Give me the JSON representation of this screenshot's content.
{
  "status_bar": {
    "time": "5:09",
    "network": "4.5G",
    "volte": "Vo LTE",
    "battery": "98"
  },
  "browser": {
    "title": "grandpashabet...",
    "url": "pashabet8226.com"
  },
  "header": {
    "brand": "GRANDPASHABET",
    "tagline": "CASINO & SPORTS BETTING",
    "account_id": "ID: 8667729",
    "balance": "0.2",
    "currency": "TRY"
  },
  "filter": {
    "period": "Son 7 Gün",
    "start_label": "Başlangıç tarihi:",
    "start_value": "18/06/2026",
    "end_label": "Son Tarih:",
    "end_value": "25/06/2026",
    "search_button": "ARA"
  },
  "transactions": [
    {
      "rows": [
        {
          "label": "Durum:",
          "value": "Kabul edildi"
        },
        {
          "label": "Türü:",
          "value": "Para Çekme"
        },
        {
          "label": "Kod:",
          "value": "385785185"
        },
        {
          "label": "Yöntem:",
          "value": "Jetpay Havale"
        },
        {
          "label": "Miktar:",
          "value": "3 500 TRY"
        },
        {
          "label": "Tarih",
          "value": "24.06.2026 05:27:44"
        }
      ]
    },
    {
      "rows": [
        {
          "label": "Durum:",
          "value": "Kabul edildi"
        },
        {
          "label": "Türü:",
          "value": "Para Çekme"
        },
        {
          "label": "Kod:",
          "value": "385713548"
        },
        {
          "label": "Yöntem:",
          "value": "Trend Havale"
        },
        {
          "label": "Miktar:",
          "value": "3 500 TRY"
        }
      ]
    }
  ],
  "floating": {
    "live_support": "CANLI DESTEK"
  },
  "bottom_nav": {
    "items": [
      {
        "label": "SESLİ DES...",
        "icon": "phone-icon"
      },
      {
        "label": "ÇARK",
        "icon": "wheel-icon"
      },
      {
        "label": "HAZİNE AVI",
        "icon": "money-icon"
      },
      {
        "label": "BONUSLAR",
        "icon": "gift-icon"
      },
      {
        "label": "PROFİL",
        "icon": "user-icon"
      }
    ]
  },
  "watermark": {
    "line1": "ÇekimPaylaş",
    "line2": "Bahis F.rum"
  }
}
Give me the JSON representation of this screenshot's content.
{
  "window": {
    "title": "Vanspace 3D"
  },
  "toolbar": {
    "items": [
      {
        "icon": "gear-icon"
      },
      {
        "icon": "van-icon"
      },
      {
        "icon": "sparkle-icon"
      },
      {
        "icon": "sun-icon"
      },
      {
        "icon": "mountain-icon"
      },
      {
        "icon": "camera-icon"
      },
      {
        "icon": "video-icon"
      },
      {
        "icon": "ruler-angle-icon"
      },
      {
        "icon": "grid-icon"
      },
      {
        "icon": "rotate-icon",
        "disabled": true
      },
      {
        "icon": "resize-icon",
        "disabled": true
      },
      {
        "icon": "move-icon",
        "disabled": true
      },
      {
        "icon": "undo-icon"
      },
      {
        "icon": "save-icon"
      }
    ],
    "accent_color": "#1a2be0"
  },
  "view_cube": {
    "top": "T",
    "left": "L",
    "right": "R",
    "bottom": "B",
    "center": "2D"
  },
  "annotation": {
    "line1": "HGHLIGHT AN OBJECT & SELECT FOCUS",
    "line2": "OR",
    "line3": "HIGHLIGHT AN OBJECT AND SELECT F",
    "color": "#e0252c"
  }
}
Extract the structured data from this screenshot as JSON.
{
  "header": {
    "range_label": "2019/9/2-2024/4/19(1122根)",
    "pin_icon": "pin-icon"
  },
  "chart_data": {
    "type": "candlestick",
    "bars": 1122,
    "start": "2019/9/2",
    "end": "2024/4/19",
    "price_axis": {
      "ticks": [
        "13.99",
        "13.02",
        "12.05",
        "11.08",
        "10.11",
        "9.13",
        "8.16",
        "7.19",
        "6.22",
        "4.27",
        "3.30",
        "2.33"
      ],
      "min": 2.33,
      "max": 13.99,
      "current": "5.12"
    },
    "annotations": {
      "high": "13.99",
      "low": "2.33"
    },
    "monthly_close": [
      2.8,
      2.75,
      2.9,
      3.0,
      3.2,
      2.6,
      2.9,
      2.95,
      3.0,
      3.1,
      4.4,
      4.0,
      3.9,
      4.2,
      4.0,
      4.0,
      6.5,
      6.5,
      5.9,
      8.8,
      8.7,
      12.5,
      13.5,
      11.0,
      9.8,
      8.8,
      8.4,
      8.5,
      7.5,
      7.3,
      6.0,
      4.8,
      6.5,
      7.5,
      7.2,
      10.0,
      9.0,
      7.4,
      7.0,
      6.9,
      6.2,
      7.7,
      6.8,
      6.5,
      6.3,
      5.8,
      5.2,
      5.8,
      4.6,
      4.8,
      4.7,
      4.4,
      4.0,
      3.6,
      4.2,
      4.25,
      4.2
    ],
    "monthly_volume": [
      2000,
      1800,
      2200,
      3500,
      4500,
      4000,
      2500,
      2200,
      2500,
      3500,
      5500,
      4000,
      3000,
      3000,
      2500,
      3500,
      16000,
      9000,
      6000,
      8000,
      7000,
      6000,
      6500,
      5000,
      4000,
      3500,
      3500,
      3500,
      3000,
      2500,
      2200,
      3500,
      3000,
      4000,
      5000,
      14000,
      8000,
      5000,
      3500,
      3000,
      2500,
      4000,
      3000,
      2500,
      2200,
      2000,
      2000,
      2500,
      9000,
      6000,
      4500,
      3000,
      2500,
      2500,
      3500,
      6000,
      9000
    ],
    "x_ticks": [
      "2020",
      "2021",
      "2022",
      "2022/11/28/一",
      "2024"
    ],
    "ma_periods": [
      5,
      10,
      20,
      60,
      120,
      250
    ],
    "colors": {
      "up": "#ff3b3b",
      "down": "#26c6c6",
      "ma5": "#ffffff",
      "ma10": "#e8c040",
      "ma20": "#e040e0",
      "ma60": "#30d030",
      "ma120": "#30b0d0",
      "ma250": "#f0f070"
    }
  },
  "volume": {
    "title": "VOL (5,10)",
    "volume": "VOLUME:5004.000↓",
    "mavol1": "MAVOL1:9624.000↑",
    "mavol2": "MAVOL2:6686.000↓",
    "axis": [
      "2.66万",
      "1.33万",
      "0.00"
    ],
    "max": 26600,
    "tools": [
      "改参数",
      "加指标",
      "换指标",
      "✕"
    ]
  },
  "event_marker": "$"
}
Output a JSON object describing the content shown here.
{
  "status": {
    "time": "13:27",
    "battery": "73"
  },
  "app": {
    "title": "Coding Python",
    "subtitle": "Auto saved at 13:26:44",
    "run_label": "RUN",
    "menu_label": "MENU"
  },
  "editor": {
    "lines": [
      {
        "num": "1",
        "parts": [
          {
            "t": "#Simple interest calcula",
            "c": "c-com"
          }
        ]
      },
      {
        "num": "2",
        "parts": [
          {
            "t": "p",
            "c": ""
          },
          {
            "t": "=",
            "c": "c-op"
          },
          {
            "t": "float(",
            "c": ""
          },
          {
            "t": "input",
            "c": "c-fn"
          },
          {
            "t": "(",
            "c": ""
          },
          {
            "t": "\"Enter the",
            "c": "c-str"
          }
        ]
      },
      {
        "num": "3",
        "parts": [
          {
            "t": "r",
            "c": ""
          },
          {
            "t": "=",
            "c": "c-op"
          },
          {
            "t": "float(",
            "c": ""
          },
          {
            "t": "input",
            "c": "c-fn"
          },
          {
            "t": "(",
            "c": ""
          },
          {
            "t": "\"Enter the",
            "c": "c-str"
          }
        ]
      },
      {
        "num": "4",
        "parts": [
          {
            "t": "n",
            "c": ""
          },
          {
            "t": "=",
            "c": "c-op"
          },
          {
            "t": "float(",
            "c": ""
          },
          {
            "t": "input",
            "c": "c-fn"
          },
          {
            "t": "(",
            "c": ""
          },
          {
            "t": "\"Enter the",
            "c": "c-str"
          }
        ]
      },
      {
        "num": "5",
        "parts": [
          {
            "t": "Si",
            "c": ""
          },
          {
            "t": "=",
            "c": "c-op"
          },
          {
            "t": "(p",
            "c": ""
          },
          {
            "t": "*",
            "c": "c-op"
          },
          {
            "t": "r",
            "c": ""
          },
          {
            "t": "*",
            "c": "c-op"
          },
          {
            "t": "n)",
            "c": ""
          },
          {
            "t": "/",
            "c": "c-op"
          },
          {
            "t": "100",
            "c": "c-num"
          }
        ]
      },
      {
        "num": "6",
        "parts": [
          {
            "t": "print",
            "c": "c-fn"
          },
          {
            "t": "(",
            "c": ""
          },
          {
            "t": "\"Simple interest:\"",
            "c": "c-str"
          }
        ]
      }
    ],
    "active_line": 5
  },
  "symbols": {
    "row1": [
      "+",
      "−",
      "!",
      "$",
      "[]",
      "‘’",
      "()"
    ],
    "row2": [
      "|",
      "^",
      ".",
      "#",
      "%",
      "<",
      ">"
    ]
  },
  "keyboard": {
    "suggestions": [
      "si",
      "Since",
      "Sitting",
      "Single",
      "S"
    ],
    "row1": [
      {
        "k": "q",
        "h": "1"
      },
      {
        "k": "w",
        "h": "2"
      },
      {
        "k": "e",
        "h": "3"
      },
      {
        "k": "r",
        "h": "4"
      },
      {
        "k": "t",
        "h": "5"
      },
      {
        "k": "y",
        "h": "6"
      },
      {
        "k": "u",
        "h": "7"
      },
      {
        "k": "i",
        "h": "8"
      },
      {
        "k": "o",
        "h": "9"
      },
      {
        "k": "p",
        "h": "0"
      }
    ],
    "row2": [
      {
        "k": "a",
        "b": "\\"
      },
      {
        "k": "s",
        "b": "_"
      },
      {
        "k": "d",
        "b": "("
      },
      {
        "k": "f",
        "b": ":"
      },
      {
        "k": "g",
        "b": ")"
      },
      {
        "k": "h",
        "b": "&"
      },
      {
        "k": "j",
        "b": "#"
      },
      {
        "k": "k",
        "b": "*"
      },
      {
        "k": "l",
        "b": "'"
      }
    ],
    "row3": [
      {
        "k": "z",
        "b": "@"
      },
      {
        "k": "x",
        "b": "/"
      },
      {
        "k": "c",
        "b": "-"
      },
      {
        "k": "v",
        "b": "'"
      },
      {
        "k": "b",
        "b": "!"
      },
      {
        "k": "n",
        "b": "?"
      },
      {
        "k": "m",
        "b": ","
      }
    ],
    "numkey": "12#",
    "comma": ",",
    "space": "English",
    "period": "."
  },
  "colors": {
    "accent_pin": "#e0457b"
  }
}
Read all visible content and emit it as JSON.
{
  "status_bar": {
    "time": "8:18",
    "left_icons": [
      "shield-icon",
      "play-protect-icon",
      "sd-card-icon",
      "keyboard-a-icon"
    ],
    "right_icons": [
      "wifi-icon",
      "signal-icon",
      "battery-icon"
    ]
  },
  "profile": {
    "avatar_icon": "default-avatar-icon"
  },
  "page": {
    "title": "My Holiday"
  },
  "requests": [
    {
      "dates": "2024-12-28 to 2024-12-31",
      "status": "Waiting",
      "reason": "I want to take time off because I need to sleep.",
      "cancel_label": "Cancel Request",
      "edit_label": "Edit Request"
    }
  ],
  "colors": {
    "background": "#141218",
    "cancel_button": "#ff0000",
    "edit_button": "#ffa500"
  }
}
▬▬▬▬▬▬
The exercise -> For the entries shown above, give the number of lines that include the word "SELECT", without any other text.

Response -> 2